Written request ::
Recast every line of the rows below as a Markdown table with the columns Number and Entry, leaving out blank lines.

Given data ::
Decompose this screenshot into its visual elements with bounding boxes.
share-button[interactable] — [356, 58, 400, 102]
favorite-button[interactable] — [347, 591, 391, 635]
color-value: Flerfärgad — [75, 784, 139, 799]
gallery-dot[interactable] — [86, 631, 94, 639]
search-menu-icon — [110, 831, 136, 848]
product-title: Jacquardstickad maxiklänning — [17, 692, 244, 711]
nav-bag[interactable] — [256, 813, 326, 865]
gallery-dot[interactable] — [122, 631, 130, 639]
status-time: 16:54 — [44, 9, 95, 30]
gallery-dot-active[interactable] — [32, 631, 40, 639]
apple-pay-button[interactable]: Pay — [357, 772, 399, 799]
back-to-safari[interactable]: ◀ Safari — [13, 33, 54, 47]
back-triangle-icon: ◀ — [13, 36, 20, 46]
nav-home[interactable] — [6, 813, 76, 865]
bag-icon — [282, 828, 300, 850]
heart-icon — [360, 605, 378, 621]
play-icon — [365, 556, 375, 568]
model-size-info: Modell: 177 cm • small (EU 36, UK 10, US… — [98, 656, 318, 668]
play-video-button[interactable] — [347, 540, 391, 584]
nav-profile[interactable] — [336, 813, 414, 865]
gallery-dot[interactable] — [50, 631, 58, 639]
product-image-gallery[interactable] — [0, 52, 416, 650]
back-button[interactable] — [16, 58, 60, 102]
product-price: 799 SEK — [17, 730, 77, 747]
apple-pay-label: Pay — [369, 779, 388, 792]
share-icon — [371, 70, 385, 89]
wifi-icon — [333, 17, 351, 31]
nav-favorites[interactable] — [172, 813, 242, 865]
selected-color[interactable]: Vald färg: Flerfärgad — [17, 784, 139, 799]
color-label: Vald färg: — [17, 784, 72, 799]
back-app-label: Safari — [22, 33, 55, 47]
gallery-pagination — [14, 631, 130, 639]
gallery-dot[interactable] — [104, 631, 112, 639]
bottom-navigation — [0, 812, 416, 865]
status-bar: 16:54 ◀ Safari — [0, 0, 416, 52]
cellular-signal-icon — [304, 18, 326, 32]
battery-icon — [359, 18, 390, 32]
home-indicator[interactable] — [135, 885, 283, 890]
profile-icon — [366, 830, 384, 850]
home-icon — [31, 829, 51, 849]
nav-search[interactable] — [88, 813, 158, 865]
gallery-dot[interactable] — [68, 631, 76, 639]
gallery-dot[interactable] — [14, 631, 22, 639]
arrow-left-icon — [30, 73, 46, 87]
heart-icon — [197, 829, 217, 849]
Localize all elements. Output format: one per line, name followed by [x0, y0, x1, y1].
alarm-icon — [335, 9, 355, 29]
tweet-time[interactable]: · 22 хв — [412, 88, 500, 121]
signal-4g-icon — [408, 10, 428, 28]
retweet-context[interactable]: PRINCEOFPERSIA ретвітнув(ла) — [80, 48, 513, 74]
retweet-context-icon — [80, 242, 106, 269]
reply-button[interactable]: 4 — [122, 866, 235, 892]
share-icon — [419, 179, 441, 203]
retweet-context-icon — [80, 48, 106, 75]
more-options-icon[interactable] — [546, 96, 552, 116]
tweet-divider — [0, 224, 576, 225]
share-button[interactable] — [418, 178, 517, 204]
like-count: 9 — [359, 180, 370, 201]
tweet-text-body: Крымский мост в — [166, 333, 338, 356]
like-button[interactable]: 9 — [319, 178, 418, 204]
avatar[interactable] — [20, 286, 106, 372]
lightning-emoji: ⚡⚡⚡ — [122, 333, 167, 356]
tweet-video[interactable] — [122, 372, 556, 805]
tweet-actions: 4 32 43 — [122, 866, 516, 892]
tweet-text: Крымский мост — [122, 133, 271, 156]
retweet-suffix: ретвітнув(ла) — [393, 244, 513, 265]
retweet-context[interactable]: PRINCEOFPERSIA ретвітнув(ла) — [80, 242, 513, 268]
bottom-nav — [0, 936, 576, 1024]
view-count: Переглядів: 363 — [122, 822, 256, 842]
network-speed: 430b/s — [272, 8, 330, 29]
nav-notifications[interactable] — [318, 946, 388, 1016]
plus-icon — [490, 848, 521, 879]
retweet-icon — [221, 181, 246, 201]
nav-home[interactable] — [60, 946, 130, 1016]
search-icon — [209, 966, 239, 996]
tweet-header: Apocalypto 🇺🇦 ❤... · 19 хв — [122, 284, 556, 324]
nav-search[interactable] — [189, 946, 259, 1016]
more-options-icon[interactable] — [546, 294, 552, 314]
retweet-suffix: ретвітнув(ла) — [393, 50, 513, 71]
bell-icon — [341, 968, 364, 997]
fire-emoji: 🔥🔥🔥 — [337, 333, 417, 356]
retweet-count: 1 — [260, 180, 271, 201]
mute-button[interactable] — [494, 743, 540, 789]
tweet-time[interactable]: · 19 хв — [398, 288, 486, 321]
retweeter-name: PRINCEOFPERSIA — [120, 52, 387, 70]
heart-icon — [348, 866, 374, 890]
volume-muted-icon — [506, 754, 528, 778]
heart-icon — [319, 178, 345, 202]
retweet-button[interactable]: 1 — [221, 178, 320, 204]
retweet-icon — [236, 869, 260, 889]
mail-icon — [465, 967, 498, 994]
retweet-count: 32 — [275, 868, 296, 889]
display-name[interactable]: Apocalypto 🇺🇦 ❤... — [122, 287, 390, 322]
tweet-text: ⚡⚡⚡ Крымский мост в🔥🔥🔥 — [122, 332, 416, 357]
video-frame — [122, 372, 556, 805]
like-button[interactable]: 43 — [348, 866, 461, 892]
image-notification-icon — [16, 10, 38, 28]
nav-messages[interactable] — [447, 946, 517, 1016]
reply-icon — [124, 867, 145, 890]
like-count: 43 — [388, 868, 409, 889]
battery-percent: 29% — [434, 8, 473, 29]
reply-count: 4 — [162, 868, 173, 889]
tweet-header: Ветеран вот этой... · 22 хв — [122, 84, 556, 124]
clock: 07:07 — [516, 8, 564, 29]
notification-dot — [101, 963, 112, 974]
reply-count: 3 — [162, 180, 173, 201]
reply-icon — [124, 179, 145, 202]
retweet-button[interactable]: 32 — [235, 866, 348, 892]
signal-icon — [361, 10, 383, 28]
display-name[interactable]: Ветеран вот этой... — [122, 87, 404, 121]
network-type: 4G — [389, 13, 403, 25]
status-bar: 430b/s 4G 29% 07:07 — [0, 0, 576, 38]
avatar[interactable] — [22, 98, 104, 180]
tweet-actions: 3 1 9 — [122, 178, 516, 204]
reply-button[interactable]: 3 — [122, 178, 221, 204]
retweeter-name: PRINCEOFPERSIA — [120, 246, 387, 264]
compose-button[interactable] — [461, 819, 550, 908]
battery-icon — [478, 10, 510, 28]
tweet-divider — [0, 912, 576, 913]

Task output ::
| Number | Entry |
|---|---|
| 1 | Decompose this screenshot into its visual elements with bounding boxes. |
| 2 | share-button[interactable] — [356, 58, 400, 102] |
| 3 | favorite-button[interactable] — [347, 591, 391, 635] |
| 4 | color-value: Flerfärgad — [75, 784, 139, 799] |
| 5 | gallery-dot[interactable] — [86, 631, 94, 639] |
| 6 | search-menu-icon — [110, 831, 136, 848] |
| 7 | product-title: Jacquardstickad maxiklänning — [17, 692, 244, 711] |
| 8 | nav-bag[interactable] — [256, 813, 326, 865] |
| 9 | gallery-dot[interactable] — [122, 631, 130, 639] |
| 10 | status-time: 16:54 — [44, 9, 95, 30] |
| 11 | gallery-dot-active[interactable] — [32, 631, 40, 639] |
| 12 | apple-pay-button[interactable]: Pay — [357, 772, 399, 799] |
| 13 | back-to-safari[interactable]: ◀ Safari — [13, 33, 54, 47] |
| 14 | back-triangle-icon: ◀ — [13, 36, 20, 46] |
| 15 | nav-home[interactable] — [6, 813, 76, 865] |
| 16 | bag-icon — [282, 828, 300, 850] |
| 17 | heart-icon — [360, 605, 378, 621] |
| 18 | play-icon — [365, 556, 375, 568] |
| 19 | model-size-info: Modell: 177 cm • small (EU 36, UK 10, US… — [98, 656, 318, 668] |
| 20 | play-video-button[interactable] — [347, 540, 391, 584] |
| 21 | nav-profile[interactable] — [336, 813, 414, 865] |
| 22 | gallery-dot[interactable] — [50, 631, 58, 639] |
| 23 | product-image-gallery[interactable] — [0, 52, 416, 650] |
| 24 | back-button[interactable] — [16, 58, 60, 102] |
| 25 | product-price: 799 SEK — [17, 730, 77, 747] |
| 26 | apple-pay-label: Pay — [369, 779, 388, 792] |
| 27 | share-icon — [371, 70, 385, 89] |
| 28 | wifi-icon — [333, 17, 351, 31] |
| 29 | nav-favorites[interactable] — [172, 813, 242, 865] |
| 30 | selected-color[interactable]: Vald färg: Flerfärgad — [17, 784, 139, 799] |
| 31 | color-label: Vald färg: — [17, 784, 72, 799] |
| 32 | back-app-label: Safari — [22, 33, 55, 47] |
| 33 | gallery-pagination — [14, 631, 130, 639] |
| 34 | gallery-dot[interactable] — [104, 631, 112, 639] |
| 35 | bottom-navigation — [0, 812, 416, 865] |
| 36 | status-bar: 16:54 ◀ Safari — [0, 0, 416, 52] |
| 37 | cellular-signal-icon — [304, 18, 326, 32] |
| 38 | battery-icon — [359, 18, 390, 32] |
| 39 | home-indicator[interactable] — [135, 885, 283, 890] |
| 40 | profile-icon — [366, 830, 384, 850] |
| 41 | home-icon — [31, 829, 51, 849] |
| 42 | nav-search[interactable] — [88, 813, 158, 865] |
| 43 | gallery-dot[interactable] — [68, 631, 76, 639] |
| 44 | gallery-dot[interactable] — [14, 631, 22, 639] |
| 45 | arrow-left-icon — [30, 73, 46, 87] |
| 46 | heart-icon — [197, 829, 217, 849] |
| 47 | Localize all elements. Output format: one per line, name followed by [x0, y0, x1, y1]. |
| 48 | alarm-icon — [335, 9, 355, 29] |
| 49 | tweet-time[interactable]: · 22 хв — [412, 88, 500, 121] |
| 50 | signal-4g-icon — [408, 10, 428, 28] |
| 51 | retweet-context[interactable]: PRINCEOFPERSIA ретвітнув(ла) — [80, 48, 513, 74] |
| 52 | retweet-context-icon — [80, 242, 106, 269] |
| 53 | reply-button[interactable]: 4 — [122, 866, 235, 892] |
| 54 | share-icon — [419, 179, 441, 203] |
| 55 | retweet-context-icon — [80, 48, 106, 75] |
| 56 | more-options-icon[interactable] — [546, 96, 552, 116] |
| 57 | tweet-divider — [0, 224, 576, 225] |
| 58 | share-button[interactable] — [418, 178, 517, 204] |
| 59 | like-count: 9 — [359, 180, 370, 201] |
| 60 | tweet-text-body: Крымский мост в — [166, 333, 338, 356] |
| 61 | like-button[interactable]: 9 — [319, 178, 418, 204] |
| 62 | avatar[interactable] — [20, 286, 106, 372] |
| 63 | lightning-emoji: ⚡⚡⚡ — [122, 333, 167, 356] |
| 64 | tweet-video[interactable] — [122, 372, 556, 805] |
| 65 | tweet-actions: 4 32 43 — [122, 866, 516, 892] |
| 66 | tweet-text: Крымский мост — [122, 133, 271, 156] |
| 67 | retweet-suffix: ретвітнув(ла) — [393, 244, 513, 265] |
| 68 | retweet-context[interactable]: PRINCEOFPERSIA ретвітнув(ла) — [80, 242, 513, 268] |
| 69 | bottom-nav — [0, 936, 576, 1024] |
| 70 | view-count: Переглядів: 363 — [122, 822, 256, 842] |
| 71 | network-speed: 430b/s — [272, 8, 330, 29] |
| 72 | nav-notifications[interactable] — [318, 946, 388, 1016] |
| 73 | plus-icon — [490, 848, 521, 879] |
| 74 | retweet-icon — [221, 181, 246, 201] |
| 75 | nav-home[interactable] — [60, 946, 130, 1016] |
| 76 | search-icon — [209, 966, 239, 996] |
| 77 | tweet-header: Apocalypto 🇺🇦 ❤... · 19 хв — [122, 284, 556, 324] |
| 78 | nav-search[interactable] — [189, 946, 259, 1016] |
| 79 | more-options-icon[interactable] — [546, 294, 552, 314] |
| 80 | retweet-suffix: ретвітнув(ла) — [393, 50, 513, 71] |
| 81 | bell-icon — [341, 968, 364, 997] |
| 82 | fire-emoji: 🔥🔥🔥 — [337, 333, 417, 356] |
| 83 | retweet-count: 1 — [260, 180, 271, 201] |
| 84 | mute-button[interactable] — [494, 743, 540, 789] |
| 85 | tweet-time[interactable]: · 19 хв — [398, 288, 486, 321] |
| 86 | retweeter-name: PRINCEOFPERSIA — [120, 52, 387, 70] |
| 87 | heart-icon — [348, 866, 374, 890] |
| 88 | volume-muted-icon — [506, 754, 528, 778] |
| 89 | heart-icon — [319, 178, 345, 202] |
| 90 | retweet-button[interactable]: 1 — [221, 178, 320, 204] |
| 91 | retweet-icon — [236, 869, 260, 889] |
| 92 | mail-icon — [465, 967, 498, 994] |
| 93 | retweet-count: 32 — [275, 868, 296, 889] |
| 94 | display-name[interactable]: Apocalypto 🇺🇦 ❤... — [122, 287, 390, 322] |
| 95 | tweet-text: ⚡⚡⚡ Крымский мост в🔥🔥🔥 — [122, 332, 416, 357] |
| 96 | video-frame — [122, 372, 556, 805] |
| 97 | like-button[interactable]: 43 — [348, 866, 461, 892] |
| 98 | image-notification-icon — [16, 10, 38, 28] |
| 99 | nav-messages[interactable] — [447, 946, 517, 1016] |
| 100 | reply-icon — [124, 867, 145, 890] |
| 101 | like-count: 43 — [388, 868, 409, 889] |
| 102 | battery-percent: 29% — [434, 8, 473, 29] |
| 103 | reply-count: 4 — [162, 868, 173, 889] |
| 104 | tweet-header: Ветеран вот этой... · 22 хв — [122, 84, 556, 124] |
| 105 | clock: 07:07 — [516, 8, 564, 29] |
| 106 | notification-dot — [101, 963, 112, 974] |
| 107 | reply-count: 3 — [162, 180, 173, 201] |
| 108 | reply-icon — [124, 179, 145, 202] |
| 109 | retweet-button[interactable]: 32 — [235, 866, 348, 892] |
| 110 | signal-icon — [361, 10, 383, 28] |
| 111 | display-name[interactable]: Ветеран вот этой... — [122, 87, 404, 121] |
| 112 | network-type: 4G — [389, 13, 403, 25] |
| 113 | status-bar: 430b/s 4G 29% 07:07 — [0, 0, 576, 38] |
| 114 | avatar[interactable] — [22, 98, 104, 180] |
| 115 | tweet-actions: 3 1 9 — [122, 178, 516, 204] |
| 116 | reply-button[interactable]: 3 — [122, 178, 221, 204] |
| 117 | retweeter-name: PRINCEOFPERSIA — [120, 246, 387, 264] |
| 118 | compose-button[interactable] — [461, 819, 550, 908] |
| 119 | battery-icon — [478, 10, 510, 28] |
| 120 | tweet-divider — [0, 912, 576, 913] |